-- begin --

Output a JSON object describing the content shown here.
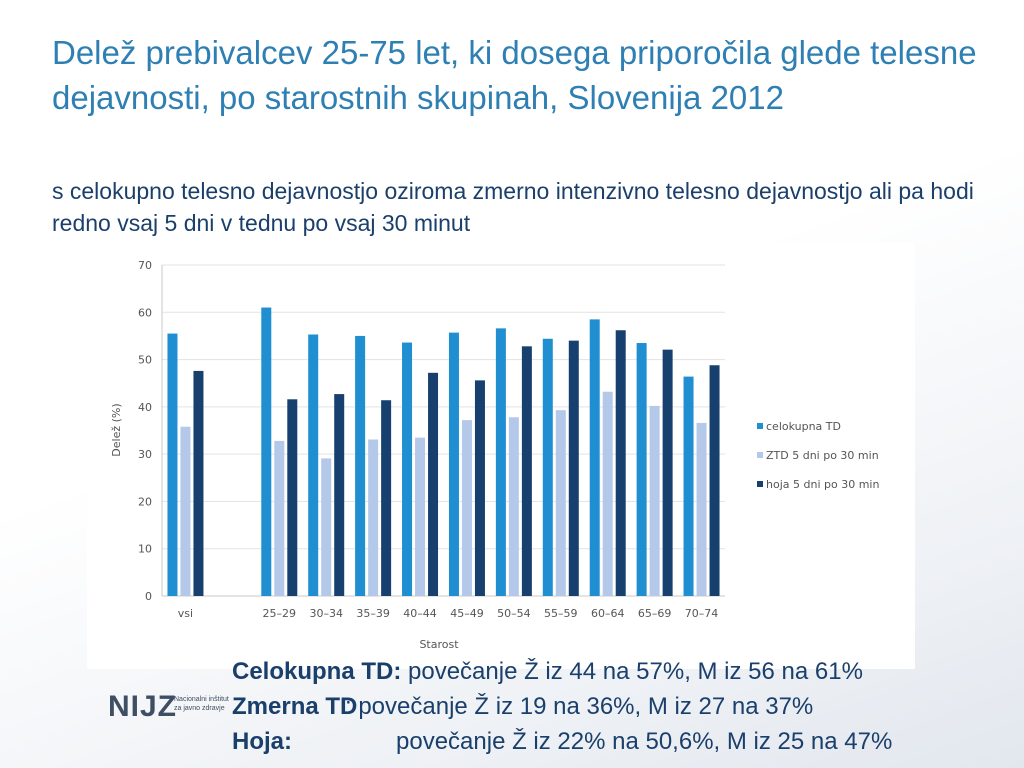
{
  "header": {
    "title": "Delež prebivalcev 25-75 let, ki dosega priporočila glede telesne dejavnosti, po starostnih skupinah, Slovenija 2012",
    "subtitle": "s celokupno telesno dejavnostjo oziroma zmerno intenzivno telesno dejavnostjo ali pa hodi redno vsaj 5 dni v tednu po vsaj 30 minut"
  },
  "chart_data": {
    "type": "bar",
    "categories": [
      "vsi",
      "",
      "25–29",
      "30–34",
      "35–39",
      "40–44",
      "45–49",
      "50–54",
      "55–59",
      "60–64",
      "65–69",
      "70–74"
    ],
    "series": [
      {
        "name": "celokupna TD",
        "color": "#1f8fd1",
        "values": [
          55.5,
          null,
          61,
          55.3,
          55,
          53.6,
          55.7,
          56.6,
          54.4,
          58.5,
          53.5,
          46.4
        ]
      },
      {
        "name": "ZTD 5 dni po 30 min",
        "color": "#b4c9ea",
        "values": [
          35.8,
          null,
          32.8,
          29.1,
          33.1,
          33.5,
          37.2,
          37.8,
          39.3,
          43.2,
          40.2,
          36.6
        ]
      },
      {
        "name": "hoja 5 dni po 30 min",
        "color": "#17406f",
        "values": [
          47.6,
          null,
          41.6,
          42.7,
          41.4,
          47.2,
          45.6,
          52.8,
          54,
          56.2,
          52.1,
          48.8
        ]
      }
    ],
    "title": "",
    "xlabel": "Starost",
    "ylabel": "Delež (%)",
    "ylim": [
      0,
      70
    ],
    "yticks": [
      0,
      10,
      20,
      30,
      40,
      50,
      60,
      70
    ],
    "grid": true,
    "legend": "right"
  },
  "notes": [
    {
      "label": "Celokupna TD:",
      "text": " povečanje Ž iz 44 na 57%, M iz 56 na 61%"
    },
    {
      "label": "Zmerna TD",
      "text": ":    povečanje Ž iz 19 na 36%, M iz 27 na 37%"
    },
    {
      "label": "Hoja:",
      "text": "povečanje Ž iz 22% na 50,6%, M iz 25 na 47%"
    }
  ],
  "logo": {
    "mark": "NIJZ",
    "line1": "Nacionalni inštitut",
    "line2": "za javno zdravje"
  }
}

-- end --

> **SHORT PROBLEM**: Every line should be retyped exactly, with the pictures omitted.

> **EXERCISE SOLUTION**:
Output a JSON object describing the content shown here.
{
  "header": {
    "title": "Delež prebivalcev 25-75 let, ki dosega priporočila glede telesne dejavnosti, po starostnih skupinah, Slovenija 2012",
    "subtitle": "s celokupno telesno dejavnostjo oziroma zmerno intenzivno telesno dejavnostjo ali pa hodi redno vsaj 5 dni v tednu po vsaj 30 minut"
  },
  "chart_data": {
    "type": "bar",
    "categories": [
      "vsi",
      "",
      "25–29",
      "30–34",
      "35–39",
      "40–44",
      "45–49",
      "50–54",
      "55–59",
      "60–64",
      "65–69",
      "70–74"
    ],
    "series": [
      {
        "name": "celokupna TD",
        "color": "#1f8fd1",
        "values": [
          55.5,
          null,
          61,
          55.3,
          55,
          53.6,
          55.7,
          56.6,
          54.4,
          58.5,
          53.5,
          46.4
        ]
      },
      {
        "name": "ZTD 5 dni po 30 min",
        "color": "#b4c9ea",
        "values": [
          35.8,
          null,
          32.8,
          29.1,
          33.1,
          33.5,
          37.2,
          37.8,
          39.3,
          43.2,
          40.2,
          36.6
        ]
      },
      {
        "name": "hoja 5 dni po 30 min",
        "color": "#17406f",
        "values": [
          47.6,
          null,
          41.6,
          42.7,
          41.4,
          47.2,
          45.6,
          52.8,
          54,
          56.2,
          52.1,
          48.8
        ]
      }
    ],
    "title": "",
    "xlabel": "Starost",
    "ylabel": "Delež (%)",
    "ylim": [
      0,
      70
    ],
    "yticks": [
      0,
      10,
      20,
      30,
      40,
      50,
      60,
      70
    ],
    "grid": true,
    "legend": "right"
  },
  "notes": [
    {
      "label": "Celokupna TD:",
      "text": " povečanje Ž iz 44 na 57%, M iz 56 na 61%"
    },
    {
      "label": "Zmerna TD",
      "text": ":    povečanje Ž iz 19 na 36%, M iz 27 na 37%"
    },
    {
      "label": "Hoja:",
      "text": "povečanje Ž iz 22% na 50,6%, M iz 25 na 47%"
    }
  ],
  "logo": {
    "mark": "NIJZ",
    "line1": "Nacionalni inštitut",
    "line2": "za javno zdravje"
  }
}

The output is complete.